# [DO THIS]
Copy out the data from the line containing "legend-dot-icon (119, 546, 128, 554)" through the line containing "slice-name-label-2: 5-29人(パートタイム労働者) (228, 365, 405, 381)", both included, with nothing changed.
····················
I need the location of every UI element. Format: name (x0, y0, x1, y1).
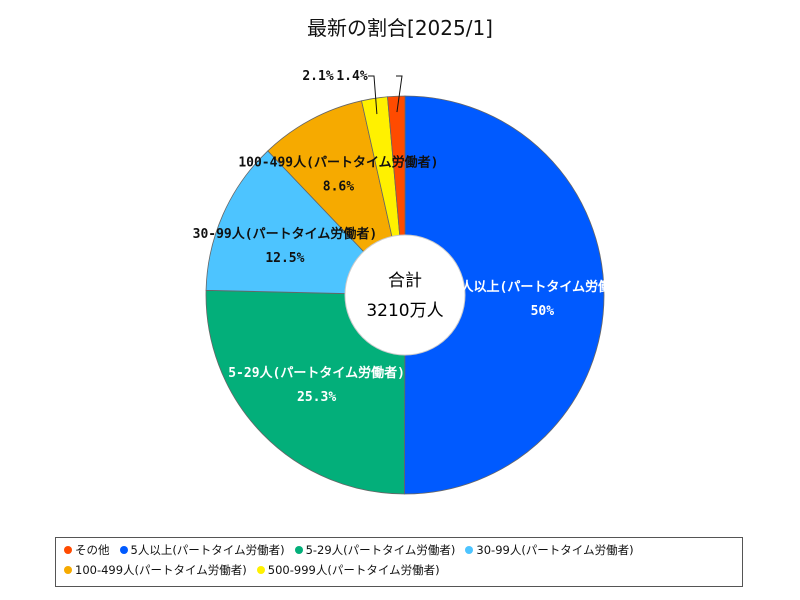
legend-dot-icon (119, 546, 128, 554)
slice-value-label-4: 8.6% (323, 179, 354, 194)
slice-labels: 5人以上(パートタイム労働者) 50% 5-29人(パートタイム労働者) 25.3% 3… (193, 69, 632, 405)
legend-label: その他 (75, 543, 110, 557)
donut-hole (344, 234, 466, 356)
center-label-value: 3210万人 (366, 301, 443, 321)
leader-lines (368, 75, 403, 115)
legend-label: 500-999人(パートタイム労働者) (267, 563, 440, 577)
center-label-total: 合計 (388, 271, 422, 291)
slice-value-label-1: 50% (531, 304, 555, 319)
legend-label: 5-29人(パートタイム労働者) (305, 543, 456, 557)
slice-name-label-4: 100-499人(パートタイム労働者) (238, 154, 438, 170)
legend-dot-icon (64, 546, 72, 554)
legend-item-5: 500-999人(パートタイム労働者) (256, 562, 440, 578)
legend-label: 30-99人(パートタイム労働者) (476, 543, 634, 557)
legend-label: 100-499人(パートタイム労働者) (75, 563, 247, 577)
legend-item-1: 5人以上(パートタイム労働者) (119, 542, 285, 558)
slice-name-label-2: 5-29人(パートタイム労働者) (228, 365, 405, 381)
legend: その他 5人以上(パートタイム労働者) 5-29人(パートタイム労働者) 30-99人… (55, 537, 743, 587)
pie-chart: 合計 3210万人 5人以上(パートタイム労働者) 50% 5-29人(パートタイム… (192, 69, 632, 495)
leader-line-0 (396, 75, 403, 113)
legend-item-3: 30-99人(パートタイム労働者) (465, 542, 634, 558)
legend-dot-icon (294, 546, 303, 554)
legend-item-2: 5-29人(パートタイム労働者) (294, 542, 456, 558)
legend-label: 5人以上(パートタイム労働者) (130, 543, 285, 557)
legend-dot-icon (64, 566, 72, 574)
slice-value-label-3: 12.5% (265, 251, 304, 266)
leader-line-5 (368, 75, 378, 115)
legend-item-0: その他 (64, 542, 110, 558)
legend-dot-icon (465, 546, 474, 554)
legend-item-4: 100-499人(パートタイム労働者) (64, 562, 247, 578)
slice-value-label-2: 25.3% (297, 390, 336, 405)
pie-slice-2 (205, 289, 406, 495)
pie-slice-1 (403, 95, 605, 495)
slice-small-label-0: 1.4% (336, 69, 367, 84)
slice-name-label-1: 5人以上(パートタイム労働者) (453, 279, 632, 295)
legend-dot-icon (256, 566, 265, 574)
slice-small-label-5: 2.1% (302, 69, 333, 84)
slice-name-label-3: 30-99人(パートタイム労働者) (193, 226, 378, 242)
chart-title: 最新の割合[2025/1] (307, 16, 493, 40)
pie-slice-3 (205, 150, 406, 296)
····················
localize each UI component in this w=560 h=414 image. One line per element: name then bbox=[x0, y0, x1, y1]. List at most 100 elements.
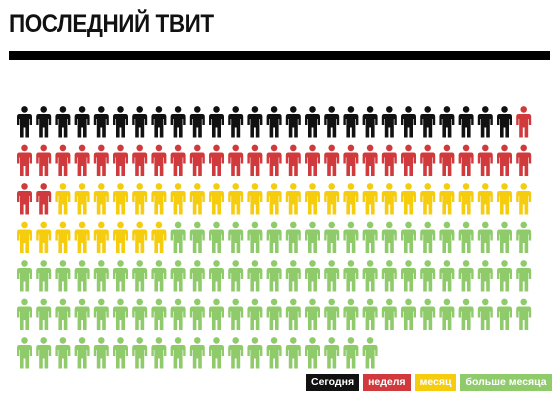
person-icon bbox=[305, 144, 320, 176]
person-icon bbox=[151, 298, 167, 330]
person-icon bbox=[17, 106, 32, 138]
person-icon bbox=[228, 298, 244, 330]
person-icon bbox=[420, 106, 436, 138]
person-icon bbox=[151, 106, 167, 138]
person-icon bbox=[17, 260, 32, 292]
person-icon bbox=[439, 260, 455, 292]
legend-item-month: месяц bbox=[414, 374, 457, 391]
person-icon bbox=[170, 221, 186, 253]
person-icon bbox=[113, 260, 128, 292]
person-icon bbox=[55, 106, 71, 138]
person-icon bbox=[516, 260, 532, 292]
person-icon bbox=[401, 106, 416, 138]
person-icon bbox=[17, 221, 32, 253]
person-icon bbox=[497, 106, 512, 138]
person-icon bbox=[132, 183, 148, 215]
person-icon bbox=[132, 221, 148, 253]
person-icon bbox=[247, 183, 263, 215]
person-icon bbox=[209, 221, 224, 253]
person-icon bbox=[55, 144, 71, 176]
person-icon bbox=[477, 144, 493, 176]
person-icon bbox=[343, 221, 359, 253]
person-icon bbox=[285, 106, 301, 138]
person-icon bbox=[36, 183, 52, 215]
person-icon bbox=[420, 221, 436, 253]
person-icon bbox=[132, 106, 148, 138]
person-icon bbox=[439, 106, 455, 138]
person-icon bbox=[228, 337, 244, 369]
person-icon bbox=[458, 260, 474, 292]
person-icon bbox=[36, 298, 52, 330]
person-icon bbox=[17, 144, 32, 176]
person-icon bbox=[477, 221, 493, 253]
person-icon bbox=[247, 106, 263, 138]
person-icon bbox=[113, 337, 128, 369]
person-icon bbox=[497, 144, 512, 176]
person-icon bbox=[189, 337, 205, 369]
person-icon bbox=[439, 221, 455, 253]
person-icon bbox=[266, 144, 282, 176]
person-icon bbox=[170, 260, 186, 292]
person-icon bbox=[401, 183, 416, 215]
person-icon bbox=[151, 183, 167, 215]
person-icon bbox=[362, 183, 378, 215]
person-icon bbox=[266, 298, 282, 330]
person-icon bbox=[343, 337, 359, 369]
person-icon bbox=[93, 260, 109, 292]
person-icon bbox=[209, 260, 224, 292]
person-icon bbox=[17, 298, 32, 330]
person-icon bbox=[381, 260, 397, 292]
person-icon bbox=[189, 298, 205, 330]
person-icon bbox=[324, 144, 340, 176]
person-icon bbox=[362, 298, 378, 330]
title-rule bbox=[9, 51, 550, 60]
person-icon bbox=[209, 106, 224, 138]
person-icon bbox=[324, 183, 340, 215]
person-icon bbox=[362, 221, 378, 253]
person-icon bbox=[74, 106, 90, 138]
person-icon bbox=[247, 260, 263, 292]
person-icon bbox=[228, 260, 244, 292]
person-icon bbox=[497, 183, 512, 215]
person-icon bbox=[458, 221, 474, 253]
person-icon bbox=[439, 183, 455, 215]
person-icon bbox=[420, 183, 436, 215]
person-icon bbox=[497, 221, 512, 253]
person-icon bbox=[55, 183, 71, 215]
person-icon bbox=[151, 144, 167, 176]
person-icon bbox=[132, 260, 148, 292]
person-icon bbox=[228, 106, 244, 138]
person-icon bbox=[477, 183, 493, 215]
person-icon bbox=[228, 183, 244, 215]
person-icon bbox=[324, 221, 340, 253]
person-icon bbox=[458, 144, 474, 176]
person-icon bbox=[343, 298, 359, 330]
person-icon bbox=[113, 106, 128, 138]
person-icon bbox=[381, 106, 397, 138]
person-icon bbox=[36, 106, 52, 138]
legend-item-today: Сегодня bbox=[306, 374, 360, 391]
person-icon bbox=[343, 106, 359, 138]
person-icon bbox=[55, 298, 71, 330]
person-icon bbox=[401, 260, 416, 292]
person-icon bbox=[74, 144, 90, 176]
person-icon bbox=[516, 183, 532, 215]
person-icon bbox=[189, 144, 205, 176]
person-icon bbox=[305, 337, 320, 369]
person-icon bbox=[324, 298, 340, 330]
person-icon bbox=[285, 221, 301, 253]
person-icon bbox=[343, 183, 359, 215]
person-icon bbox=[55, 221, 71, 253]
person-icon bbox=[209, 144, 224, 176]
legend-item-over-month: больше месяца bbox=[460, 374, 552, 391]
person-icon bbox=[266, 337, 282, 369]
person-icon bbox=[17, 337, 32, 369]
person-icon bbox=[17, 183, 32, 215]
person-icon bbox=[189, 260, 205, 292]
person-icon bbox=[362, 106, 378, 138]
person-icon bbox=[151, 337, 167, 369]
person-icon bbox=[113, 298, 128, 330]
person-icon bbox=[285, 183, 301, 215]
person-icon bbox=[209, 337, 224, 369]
····················
# [COMPLETE ANSWER]
legend-dot-icon (119, 546, 128, 554)
slice-value-label-4: 8.6% (323, 179, 354, 194)
slice-labels: 5人以上(パートタイム労働者) 50% 5-29人(パートタイム労働者) 25.3% 3… (193, 69, 632, 405)
legend-label: その他 (75, 543, 110, 557)
donut-hole (344, 234, 466, 356)
center-label-value: 3210万人 (366, 301, 443, 321)
leader-lines (368, 75, 403, 115)
legend-label: 500-999人(パートタイム労働者) (267, 563, 440, 577)
center-label-total: 合計 (388, 271, 422, 291)
slice-value-label-1: 50% (531, 304, 555, 319)
legend-label: 5-29人(パートタイム労働者) (305, 543, 456, 557)
slice-name-label-4: 100-499人(パートタイム労働者) (238, 154, 438, 170)
legend-dot-icon (64, 546, 72, 554)
legend-item-5: 500-999人(パートタイム労働者) (256, 562, 440, 578)
legend-label: 30-99人(パートタイム労働者) (476, 543, 634, 557)
legend-label: 100-499人(パートタイム労働者) (75, 563, 247, 577)
legend-item-1: 5人以上(パートタイム労働者) (119, 542, 285, 558)
slice-name-label-2: 5-29人(パートタイム労働者) (228, 365, 405, 381)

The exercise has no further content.